▶ Brief:
Leave out the pictures and copy every record exactly.

▶ Records provided:
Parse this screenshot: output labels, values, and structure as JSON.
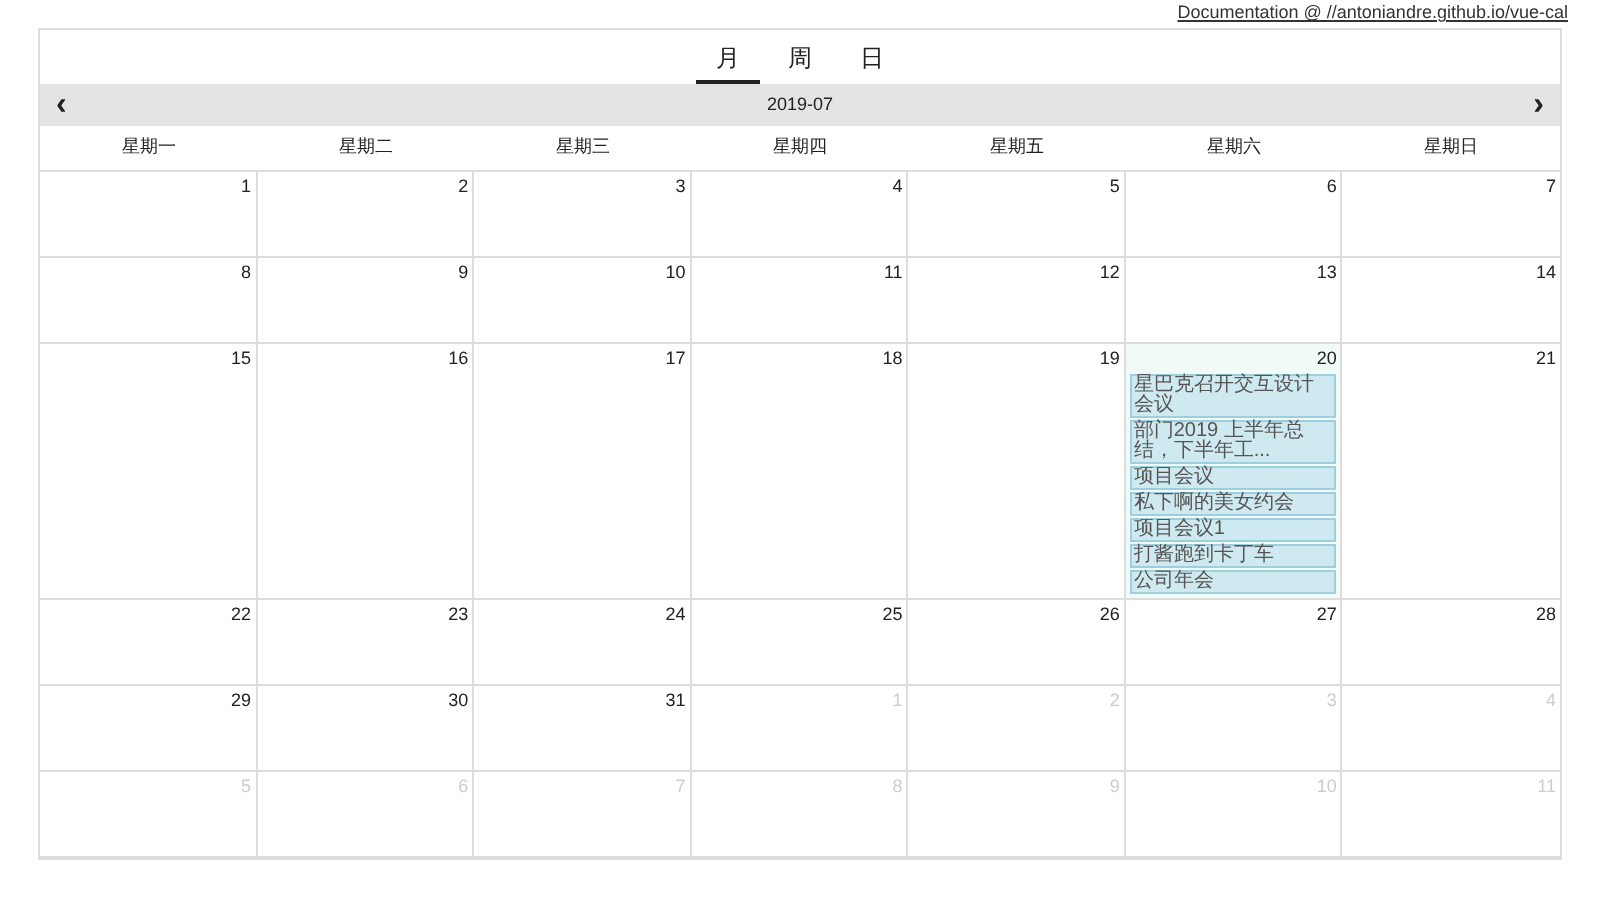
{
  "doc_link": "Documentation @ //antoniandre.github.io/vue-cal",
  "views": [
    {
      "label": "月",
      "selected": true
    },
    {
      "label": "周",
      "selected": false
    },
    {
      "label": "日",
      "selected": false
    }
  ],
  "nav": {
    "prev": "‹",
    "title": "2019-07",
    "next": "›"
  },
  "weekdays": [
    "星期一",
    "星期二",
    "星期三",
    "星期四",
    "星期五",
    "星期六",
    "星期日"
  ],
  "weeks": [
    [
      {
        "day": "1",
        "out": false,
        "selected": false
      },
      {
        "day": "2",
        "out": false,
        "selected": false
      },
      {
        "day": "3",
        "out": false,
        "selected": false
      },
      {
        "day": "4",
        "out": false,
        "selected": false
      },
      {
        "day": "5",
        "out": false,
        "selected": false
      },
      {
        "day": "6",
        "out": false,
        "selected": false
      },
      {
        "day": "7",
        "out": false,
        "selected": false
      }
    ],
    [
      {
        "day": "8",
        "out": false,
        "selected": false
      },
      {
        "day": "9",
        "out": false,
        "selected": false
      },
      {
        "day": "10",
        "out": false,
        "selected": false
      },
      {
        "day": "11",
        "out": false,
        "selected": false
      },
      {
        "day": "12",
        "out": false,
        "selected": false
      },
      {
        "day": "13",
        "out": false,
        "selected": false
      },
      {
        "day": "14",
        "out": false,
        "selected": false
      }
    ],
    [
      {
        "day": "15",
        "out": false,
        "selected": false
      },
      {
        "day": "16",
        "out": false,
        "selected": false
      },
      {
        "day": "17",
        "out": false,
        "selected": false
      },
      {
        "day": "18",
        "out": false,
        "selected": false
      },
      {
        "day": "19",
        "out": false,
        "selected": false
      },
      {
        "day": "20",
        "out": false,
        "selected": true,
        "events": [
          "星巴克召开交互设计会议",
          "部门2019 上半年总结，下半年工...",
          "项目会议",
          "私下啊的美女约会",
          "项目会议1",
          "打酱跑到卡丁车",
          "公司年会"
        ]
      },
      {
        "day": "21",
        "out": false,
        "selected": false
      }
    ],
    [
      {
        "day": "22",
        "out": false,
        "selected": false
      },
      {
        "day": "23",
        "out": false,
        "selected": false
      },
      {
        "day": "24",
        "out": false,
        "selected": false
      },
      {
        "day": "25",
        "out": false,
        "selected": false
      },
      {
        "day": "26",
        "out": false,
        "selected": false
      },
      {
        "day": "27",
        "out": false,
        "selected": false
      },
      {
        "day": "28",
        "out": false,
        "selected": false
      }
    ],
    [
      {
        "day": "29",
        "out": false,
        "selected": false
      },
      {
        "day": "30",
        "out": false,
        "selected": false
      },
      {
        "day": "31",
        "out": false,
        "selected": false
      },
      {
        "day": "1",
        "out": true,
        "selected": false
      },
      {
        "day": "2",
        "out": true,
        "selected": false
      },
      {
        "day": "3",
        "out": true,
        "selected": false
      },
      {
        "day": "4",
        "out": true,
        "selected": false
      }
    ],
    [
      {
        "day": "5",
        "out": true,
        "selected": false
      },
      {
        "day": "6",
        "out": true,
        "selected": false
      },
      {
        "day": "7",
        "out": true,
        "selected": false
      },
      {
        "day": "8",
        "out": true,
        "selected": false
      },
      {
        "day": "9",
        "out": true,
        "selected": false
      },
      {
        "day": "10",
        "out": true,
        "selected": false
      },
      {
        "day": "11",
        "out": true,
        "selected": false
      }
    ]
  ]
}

▶ Written reply:
Parse this screenshot: output labels, values, and structure as JSON.
{
  "doc_link": "Documentation @ //antoniandre.github.io/vue-cal",
  "views": [
    {
      "label": "月",
      "selected": true
    },
    {
      "label": "周",
      "selected": false
    },
    {
      "label": "日",
      "selected": false
    }
  ],
  "nav": {
    "prev": "‹",
    "title": "2019-07",
    "next": "›"
  },
  "weekdays": [
    "星期一",
    "星期二",
    "星期三",
    "星期四",
    "星期五",
    "星期六",
    "星期日"
  ],
  "weeks": [
    [
      {
        "day": "1",
        "out": false,
        "selected": false
      },
      {
        "day": "2",
        "out": false,
        "selected": false
      },
      {
        "day": "3",
        "out": false,
        "selected": false
      },
      {
        "day": "4",
        "out": false,
        "selected": false
      },
      {
        "day": "5",
        "out": false,
        "selected": false
      },
      {
        "day": "6",
        "out": false,
        "selected": false
      },
      {
        "day": "7",
        "out": false,
        "selected": false
      }
    ],
    [
      {
        "day": "8",
        "out": false,
        "selected": false
      },
      {
        "day": "9",
        "out": false,
        "selected": false
      },
      {
        "day": "10",
        "out": false,
        "selected": false
      },
      {
        "day": "11",
        "out": false,
        "selected": false
      },
      {
        "day": "12",
        "out": false,
        "selected": false
      },
      {
        "day": "13",
        "out": false,
        "selected": false
      },
      {
        "day": "14",
        "out": false,
        "selected": false
      }
    ],
    [
      {
        "day": "15",
        "out": false,
        "selected": false
      },
      {
        "day": "16",
        "out": false,
        "selected": false
      },
      {
        "day": "17",
        "out": false,
        "selected": false
      },
      {
        "day": "18",
        "out": false,
        "selected": false
      },
      {
        "day": "19",
        "out": false,
        "selected": false
      },
      {
        "day": "20",
        "out": false,
        "selected": true,
        "events": [
          "星巴克召开交互设计会议",
          "部门2019 上半年总结，下半年工...",
          "项目会议",
          "私下啊的美女约会",
          "项目会议1",
          "打酱跑到卡丁车",
          "公司年会"
        ]
      },
      {
        "day": "21",
        "out": false,
        "selected": false
      }
    ],
    [
      {
        "day": "22",
        "out": false,
        "selected": false
      },
      {
        "day": "23",
        "out": false,
        "selected": false
      },
      {
        "day": "24",
        "out": false,
        "selected": false
      },
      {
        "day": "25",
        "out": false,
        "selected": false
      },
      {
        "day": "26",
        "out": false,
        "selected": false
      },
      {
        "day": "27",
        "out": false,
        "selected": false
      },
      {
        "day": "28",
        "out": false,
        "selected": false
      }
    ],
    [
      {
        "day": "29",
        "out": false,
        "selected": false
      },
      {
        "day": "30",
        "out": false,
        "selected": false
      },
      {
        "day": "31",
        "out": false,
        "selected": false
      },
      {
        "day": "1",
        "out": true,
        "selected": false
      },
      {
        "day": "2",
        "out": true,
        "selected": false
      },
      {
        "day": "3",
        "out": true,
        "selected": false
      },
      {
        "day": "4",
        "out": true,
        "selected": false
      }
    ],
    [
      {
        "day": "5",
        "out": true,
        "selected": false
      },
      {
        "day": "6",
        "out": true,
        "selected": false
      },
      {
        "day": "7",
        "out": true,
        "selected": false
      },
      {
        "day": "8",
        "out": true,
        "selected": false
      },
      {
        "day": "9",
        "out": true,
        "selected": false
      },
      {
        "day": "10",
        "out": true,
        "selected": false
      },
      {
        "day": "11",
        "out": true,
        "selected": false
      }
    ]
  ]
}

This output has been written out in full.